====== Quoted text ======

When these assumptions fail, MFA ceases to be a safeguard and becomes an availability risk.

Mandatory MFA and the Loss of User Agency

From a compliance standpoint, mandatory MFA is often justified using language such as “industry best practice”“risk reduction”, or “duty of care”. However, mandating a control without accommodating edge cases introduces legal and operational exposure.

The Legal Tension

In regulated or quasi-regulated environments (including registrars), providers owe users:

  • Reasonable access to services they have paid for
  • Predictable and documented recovery mechanisms
  • Proportional security controls

A mandatory MFA policy that results in irreversible account loss due to foreseeable circumstances may be defensible from a policy standpoint, but it is increasingly difficult to defend from a consumer protection or negligence perspective.

Security controls must be proportionate not only to threat, but also to consequence.

Email-Based MFA: A Structural Failure

Email-based MFA remains common despite its well-documented shortcomings. From a security architecture perspective, it is fundamentally flawed.

Why Email Is Not a Second Factor

Email MFA fails the independence test:

  • Email accounts are frequently compromised first
  • Email is already the primary recovery channel
  • Access often relies on the same password hygiene
  • Access is often obtained using the same password

In effect, email-based MFA often collapses into single-factor authentication with latency.

Circular Dependency Risks in Registrar Environments

The problem becomes critical in registrar and hosting contexts, where email addresses are commonly hosted on domains managed within the same account.

A real-world example illustrates this failure mode clearly.

In my case, Gandi.net has recently required MFA, of which I was not aware. This morning (3rd February 2026) I had to renew an expired domain. The MFA code was sent exclusively via email to an address hosted on that domain, not the domain, but hosted on the domain. The domain had expired only hours earlier, but email delivery was already disrupted.

The result was a circular dependency:

  • Domain renewal required MFA
  • MFA delivery required email
  • Email required the domain to be active
  • Domain was not active and reactivating required renewal

Absent unauthorized workarounds, this design could have resulted in permanent domain(s) loss. This is particularly pertinent as the expired domain resulted in the loss of all contact email addresses that would be required for support communication.

From a compliance and risk standpoint, this represents a design-induced denial of service against the legitimate account holder.

SMS-Based MFA: Exclusion by Design

SMS MFA is often positioned as a universal fallback. It is not.

Practical Limitations

  • Not all users own mobile phones (This is me for the last 2 years and life is better!!)
  • Some users deliberately avoid mobile devices
  • International SMS delivery often is unreliable, particularly when roaming
  • Number portability and SIM swap attacks are both documented and common

Requiring a mobile phone as a condition of access imposes a non-neutral lifestyle requirement. In legal terms, this creates an exclusionary control that may not be justifiable where alternative secure mechanisms exist.

iiNet, Internode, TPG etc are guilty of this, I cannot access the account settings of my internet service at all because I don’t have a mobile phone. To pay the bill I have to phone the customer care line and pay manually, they incorrectly cite law and the ACMA as the reason for this requirement.

======

__Exercise task a__
Rewrite the MFA text starting at the words "A mandatory MFA" and stopping after "or negligence perspective.", with "negligence" renamed to "liability".

====== Records for this task ======

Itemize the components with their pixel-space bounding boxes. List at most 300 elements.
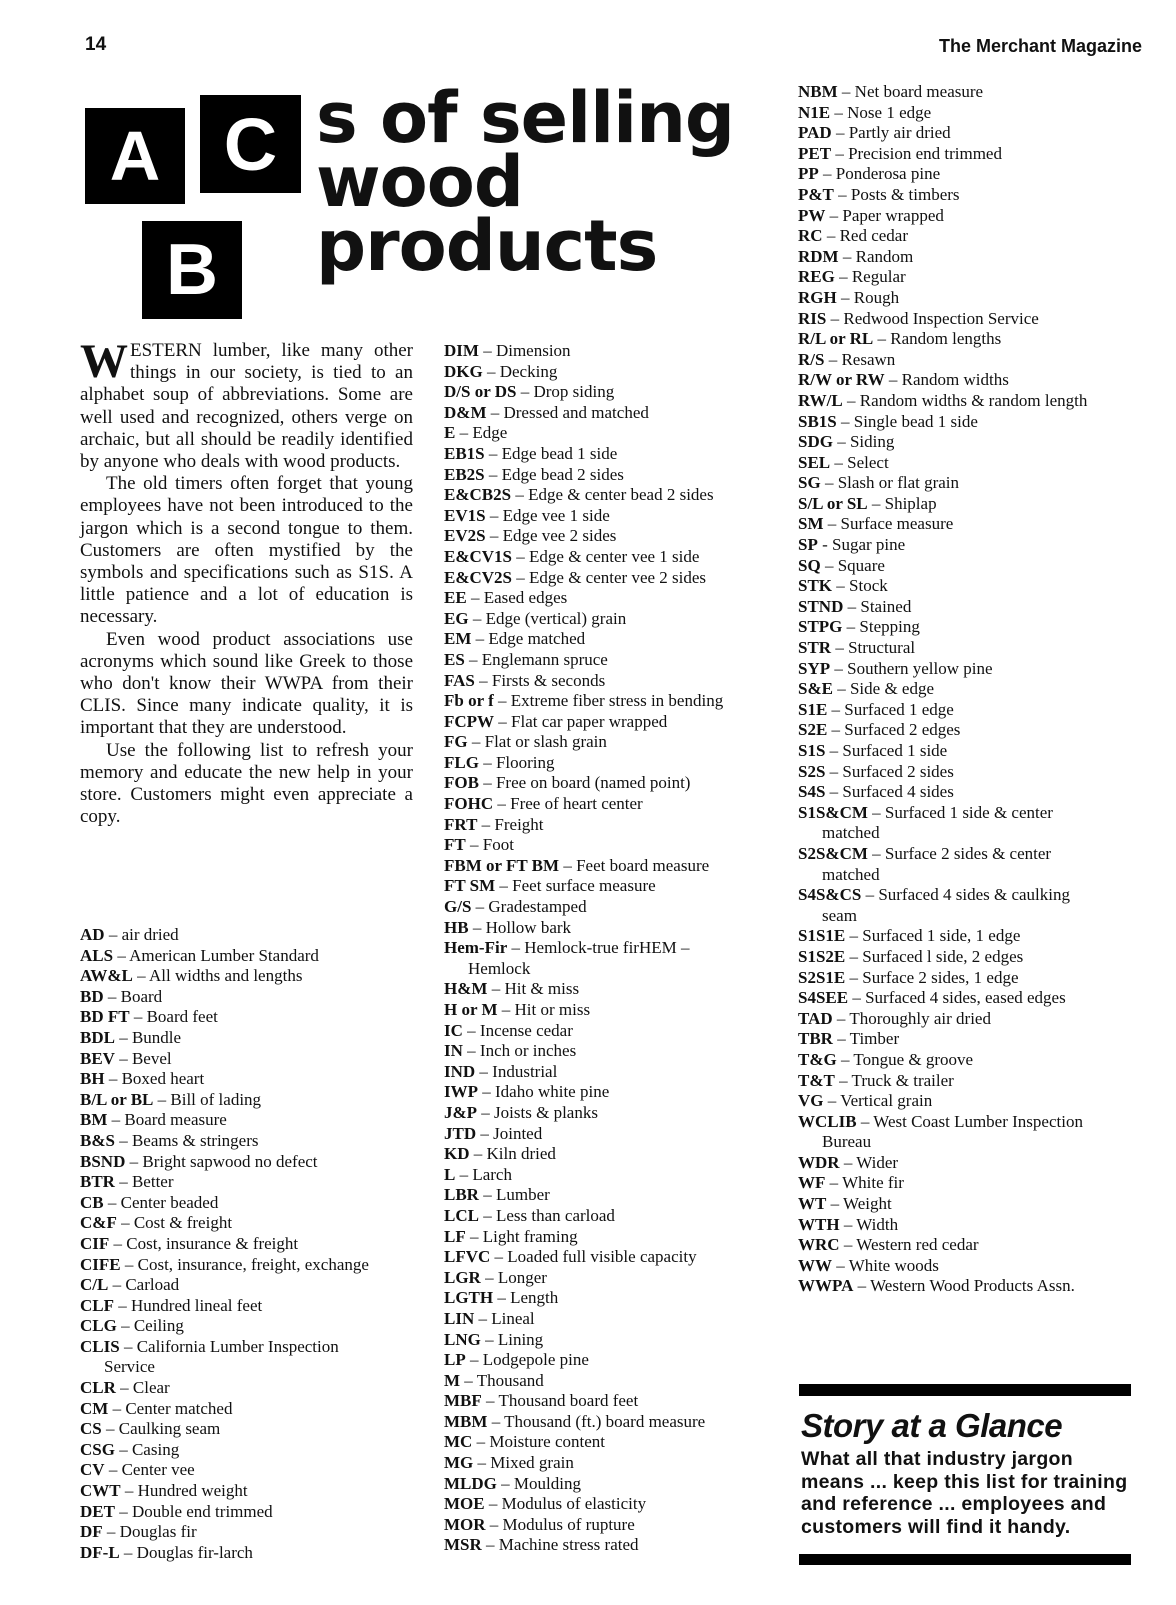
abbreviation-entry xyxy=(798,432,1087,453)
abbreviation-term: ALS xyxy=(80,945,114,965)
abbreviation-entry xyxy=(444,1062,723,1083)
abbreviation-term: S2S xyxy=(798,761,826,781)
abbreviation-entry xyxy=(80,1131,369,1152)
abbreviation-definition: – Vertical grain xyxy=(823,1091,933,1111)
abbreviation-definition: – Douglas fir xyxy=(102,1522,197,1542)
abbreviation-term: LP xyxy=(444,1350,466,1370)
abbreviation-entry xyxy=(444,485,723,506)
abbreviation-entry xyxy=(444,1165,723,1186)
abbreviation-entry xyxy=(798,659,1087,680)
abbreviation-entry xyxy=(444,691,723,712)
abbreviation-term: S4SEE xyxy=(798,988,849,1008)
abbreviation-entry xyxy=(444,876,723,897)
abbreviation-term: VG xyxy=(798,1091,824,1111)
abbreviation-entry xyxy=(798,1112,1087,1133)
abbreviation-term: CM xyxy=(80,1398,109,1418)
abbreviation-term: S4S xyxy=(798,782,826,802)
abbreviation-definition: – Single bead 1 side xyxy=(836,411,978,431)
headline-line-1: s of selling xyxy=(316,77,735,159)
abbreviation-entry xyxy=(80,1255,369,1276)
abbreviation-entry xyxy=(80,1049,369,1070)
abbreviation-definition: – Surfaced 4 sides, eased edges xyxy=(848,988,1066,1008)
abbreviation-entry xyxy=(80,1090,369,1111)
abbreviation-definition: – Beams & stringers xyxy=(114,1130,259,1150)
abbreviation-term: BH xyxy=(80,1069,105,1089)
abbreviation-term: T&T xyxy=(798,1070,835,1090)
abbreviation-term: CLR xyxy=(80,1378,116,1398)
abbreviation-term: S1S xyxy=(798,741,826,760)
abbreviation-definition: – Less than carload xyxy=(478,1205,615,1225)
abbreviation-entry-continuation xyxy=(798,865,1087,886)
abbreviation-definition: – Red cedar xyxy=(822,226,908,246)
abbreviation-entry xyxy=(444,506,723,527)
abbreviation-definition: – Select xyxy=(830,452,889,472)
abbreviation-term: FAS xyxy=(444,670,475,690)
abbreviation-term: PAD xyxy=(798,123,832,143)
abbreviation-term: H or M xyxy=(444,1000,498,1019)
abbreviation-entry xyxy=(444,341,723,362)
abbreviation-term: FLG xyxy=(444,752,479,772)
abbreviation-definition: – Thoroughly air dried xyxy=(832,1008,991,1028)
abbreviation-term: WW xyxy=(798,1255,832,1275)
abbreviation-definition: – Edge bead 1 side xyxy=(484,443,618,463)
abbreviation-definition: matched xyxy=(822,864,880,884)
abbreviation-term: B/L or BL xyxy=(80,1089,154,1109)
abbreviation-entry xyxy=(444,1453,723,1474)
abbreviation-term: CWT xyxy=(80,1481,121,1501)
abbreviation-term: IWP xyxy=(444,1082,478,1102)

======

__Exercise task b__
Please arrange the lines of the records as a numbered list, starting at the line that has "abbreviation-entry xyxy=(798,432,1087,453)" and stopping after the line that has "abbreviation-term: LP xyxy=(444,1350,466,1370)", with blank lines left out.

__Task output a__
A mandatory MFA policy that results in irreversible account loss due to foreseeable circumstances may be defensible from a policy standpoint, but it is increasingly difficult to defend from a consumer protection or liability perspective.

__Task output b__
1. abbreviation-entry xyxy=(798,432,1087,453)
2. abbreviation-term: ALS xyxy=(80,945,114,965)
3. abbreviation-entry xyxy=(444,1062,723,1083)
4. abbreviation-term: S2S xyxy=(798,761,826,781)
5. abbreviation-entry xyxy=(80,1131,369,1152)
6. abbreviation-definition: – Vertical grain xyxy=(823,1091,933,1111)
7. abbreviation-definition: – Douglas fir xyxy=(102,1522,197,1542)
8. abbreviation-term: LP xyxy=(444,1350,466,1370)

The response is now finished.